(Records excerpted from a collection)
- - - - - - -

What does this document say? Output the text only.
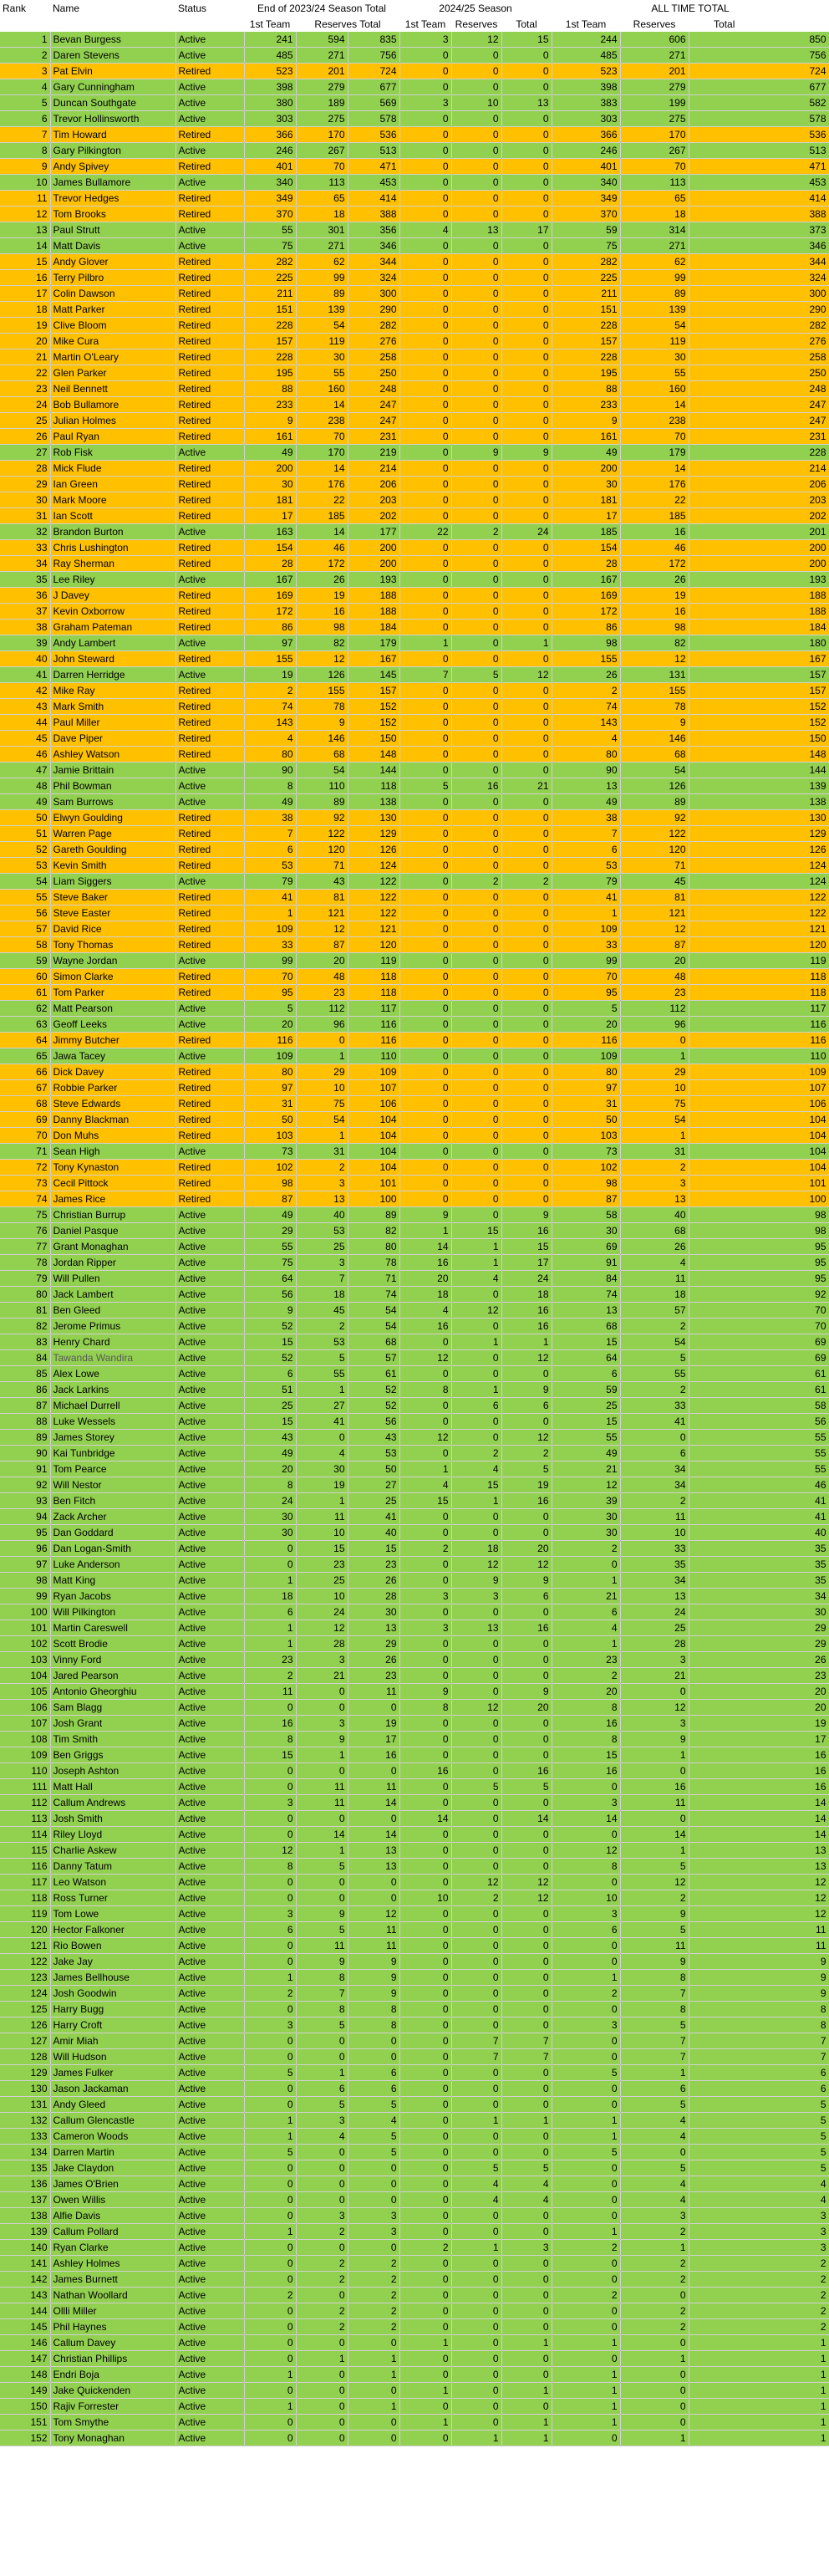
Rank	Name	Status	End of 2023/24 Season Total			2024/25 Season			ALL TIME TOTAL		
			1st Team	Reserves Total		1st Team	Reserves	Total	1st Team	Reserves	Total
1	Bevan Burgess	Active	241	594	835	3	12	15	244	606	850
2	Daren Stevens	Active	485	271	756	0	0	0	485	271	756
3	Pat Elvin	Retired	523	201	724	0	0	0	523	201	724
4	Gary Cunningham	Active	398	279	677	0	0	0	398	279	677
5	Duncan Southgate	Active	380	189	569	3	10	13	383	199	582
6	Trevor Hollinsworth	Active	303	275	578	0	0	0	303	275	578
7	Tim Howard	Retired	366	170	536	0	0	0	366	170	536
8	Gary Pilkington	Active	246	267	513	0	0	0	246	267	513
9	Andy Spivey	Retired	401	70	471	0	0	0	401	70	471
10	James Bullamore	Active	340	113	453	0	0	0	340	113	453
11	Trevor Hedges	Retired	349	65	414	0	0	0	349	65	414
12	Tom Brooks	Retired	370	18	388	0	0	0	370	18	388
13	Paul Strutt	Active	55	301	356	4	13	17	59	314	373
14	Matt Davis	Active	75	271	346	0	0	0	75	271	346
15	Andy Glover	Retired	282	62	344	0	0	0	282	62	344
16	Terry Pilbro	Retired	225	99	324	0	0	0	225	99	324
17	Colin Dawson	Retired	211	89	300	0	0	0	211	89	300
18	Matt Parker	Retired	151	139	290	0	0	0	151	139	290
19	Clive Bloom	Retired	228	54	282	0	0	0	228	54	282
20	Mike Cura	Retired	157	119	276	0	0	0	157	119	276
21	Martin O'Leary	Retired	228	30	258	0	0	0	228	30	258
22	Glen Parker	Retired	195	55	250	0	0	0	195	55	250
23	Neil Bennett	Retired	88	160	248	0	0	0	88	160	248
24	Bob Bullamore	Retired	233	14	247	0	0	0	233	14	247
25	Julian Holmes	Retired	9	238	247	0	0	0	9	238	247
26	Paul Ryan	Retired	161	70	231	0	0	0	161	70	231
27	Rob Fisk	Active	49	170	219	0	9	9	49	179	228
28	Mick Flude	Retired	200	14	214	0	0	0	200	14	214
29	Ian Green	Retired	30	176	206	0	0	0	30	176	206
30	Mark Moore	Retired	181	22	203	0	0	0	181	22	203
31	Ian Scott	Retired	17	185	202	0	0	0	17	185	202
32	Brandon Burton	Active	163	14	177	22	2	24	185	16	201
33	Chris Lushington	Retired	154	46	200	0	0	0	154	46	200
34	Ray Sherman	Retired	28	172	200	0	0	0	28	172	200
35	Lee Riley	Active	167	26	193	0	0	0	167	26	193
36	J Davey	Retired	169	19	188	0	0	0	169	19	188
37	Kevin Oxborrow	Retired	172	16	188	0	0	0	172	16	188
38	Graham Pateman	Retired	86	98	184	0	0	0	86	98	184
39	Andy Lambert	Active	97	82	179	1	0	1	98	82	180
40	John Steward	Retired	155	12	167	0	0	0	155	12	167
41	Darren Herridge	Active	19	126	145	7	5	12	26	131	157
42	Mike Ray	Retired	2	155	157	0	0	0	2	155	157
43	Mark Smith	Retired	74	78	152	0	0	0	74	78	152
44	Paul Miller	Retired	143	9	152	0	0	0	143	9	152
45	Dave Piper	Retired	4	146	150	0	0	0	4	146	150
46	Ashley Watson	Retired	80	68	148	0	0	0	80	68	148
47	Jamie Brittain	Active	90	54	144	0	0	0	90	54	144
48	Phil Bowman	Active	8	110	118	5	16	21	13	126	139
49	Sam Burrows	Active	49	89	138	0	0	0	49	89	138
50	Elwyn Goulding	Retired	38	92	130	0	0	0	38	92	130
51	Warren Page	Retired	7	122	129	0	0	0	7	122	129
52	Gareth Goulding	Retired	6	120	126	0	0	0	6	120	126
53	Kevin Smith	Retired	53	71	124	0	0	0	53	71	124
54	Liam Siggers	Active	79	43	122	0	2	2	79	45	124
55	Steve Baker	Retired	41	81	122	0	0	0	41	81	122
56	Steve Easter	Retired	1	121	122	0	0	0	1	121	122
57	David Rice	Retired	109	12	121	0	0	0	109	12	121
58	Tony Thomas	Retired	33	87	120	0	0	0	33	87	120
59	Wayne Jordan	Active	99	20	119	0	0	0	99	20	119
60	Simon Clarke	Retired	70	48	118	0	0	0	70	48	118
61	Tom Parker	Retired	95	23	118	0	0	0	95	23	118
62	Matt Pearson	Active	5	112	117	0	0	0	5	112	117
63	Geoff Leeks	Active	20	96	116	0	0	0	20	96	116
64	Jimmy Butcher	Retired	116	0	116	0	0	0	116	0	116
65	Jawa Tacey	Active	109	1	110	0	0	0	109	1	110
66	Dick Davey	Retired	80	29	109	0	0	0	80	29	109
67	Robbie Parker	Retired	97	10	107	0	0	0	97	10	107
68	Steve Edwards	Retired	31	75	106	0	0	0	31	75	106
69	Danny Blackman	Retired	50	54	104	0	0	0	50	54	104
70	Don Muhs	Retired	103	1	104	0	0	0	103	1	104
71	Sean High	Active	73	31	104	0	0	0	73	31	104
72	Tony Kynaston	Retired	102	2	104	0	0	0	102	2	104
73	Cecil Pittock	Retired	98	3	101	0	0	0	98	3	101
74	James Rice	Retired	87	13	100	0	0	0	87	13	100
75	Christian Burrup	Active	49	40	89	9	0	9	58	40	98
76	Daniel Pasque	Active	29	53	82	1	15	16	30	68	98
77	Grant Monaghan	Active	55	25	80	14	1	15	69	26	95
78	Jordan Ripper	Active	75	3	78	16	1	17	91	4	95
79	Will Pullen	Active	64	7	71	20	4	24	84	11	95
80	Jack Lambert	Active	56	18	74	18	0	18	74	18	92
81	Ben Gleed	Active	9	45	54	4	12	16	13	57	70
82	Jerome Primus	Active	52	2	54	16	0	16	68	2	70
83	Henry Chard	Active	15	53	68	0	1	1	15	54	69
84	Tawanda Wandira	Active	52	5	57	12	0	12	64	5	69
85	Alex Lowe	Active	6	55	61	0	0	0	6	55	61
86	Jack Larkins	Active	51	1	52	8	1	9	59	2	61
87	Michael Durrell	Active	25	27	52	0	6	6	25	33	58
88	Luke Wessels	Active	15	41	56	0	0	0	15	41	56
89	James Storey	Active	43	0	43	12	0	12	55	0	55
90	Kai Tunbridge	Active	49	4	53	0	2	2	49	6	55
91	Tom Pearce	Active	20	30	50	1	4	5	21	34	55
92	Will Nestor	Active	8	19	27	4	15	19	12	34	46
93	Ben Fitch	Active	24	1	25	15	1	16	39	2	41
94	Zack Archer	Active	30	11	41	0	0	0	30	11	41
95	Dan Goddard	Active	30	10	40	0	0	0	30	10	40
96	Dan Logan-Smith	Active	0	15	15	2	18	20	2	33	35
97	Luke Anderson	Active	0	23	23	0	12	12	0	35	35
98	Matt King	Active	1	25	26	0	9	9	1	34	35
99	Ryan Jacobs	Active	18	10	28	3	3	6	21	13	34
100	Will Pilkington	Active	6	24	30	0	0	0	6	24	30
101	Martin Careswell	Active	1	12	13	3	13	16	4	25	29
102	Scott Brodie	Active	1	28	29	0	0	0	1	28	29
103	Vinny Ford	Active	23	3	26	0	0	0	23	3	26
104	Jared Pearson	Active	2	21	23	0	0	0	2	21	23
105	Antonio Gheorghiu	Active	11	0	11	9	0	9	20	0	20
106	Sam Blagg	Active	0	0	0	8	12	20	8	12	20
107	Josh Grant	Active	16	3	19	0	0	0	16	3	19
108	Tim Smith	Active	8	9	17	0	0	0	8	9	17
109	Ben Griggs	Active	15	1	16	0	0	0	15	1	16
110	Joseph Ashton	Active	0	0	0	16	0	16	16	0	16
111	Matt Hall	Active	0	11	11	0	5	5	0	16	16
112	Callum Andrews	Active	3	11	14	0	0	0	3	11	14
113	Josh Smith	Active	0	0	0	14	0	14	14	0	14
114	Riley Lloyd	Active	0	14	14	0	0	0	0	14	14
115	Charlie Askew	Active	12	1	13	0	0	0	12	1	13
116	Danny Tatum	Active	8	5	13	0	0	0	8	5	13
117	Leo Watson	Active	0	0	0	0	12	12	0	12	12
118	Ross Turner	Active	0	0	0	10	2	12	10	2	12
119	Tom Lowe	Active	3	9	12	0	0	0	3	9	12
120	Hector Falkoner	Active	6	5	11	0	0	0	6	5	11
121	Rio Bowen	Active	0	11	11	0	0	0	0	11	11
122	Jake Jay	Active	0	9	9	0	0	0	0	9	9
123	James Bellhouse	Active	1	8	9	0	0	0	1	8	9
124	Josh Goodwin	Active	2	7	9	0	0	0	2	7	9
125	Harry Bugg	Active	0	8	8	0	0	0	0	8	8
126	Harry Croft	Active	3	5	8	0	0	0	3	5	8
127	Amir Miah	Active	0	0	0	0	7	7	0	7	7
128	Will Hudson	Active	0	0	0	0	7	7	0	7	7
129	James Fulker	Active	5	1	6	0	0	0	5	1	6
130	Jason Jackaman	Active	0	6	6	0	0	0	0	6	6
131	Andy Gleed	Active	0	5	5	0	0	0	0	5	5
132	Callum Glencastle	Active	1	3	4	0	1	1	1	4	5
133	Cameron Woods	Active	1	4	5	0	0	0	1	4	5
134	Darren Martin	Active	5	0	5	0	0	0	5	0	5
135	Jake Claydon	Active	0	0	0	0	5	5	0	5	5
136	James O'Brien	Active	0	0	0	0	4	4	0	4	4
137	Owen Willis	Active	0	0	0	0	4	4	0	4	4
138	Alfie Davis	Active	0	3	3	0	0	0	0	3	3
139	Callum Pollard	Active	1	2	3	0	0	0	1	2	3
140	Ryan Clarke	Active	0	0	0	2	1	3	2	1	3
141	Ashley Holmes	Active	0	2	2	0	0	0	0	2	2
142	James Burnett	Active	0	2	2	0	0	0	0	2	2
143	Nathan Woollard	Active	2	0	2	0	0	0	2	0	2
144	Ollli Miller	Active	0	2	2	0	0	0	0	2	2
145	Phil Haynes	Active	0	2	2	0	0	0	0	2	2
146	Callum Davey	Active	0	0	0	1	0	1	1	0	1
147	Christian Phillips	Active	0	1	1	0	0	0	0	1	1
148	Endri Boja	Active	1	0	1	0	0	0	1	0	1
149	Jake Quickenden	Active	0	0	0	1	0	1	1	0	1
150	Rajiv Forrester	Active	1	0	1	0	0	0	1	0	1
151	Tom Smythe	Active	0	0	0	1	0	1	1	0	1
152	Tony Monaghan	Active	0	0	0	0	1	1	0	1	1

- - - - - - -

Extract, from the listing above, every line where the string "Christian" occurs.

### Answer below:
75	Christian Burrup	Active	49	40	89	9	0	9	58	40	98
147	Christian Phillips	Active	0	1	1	0	0	0	0	1	1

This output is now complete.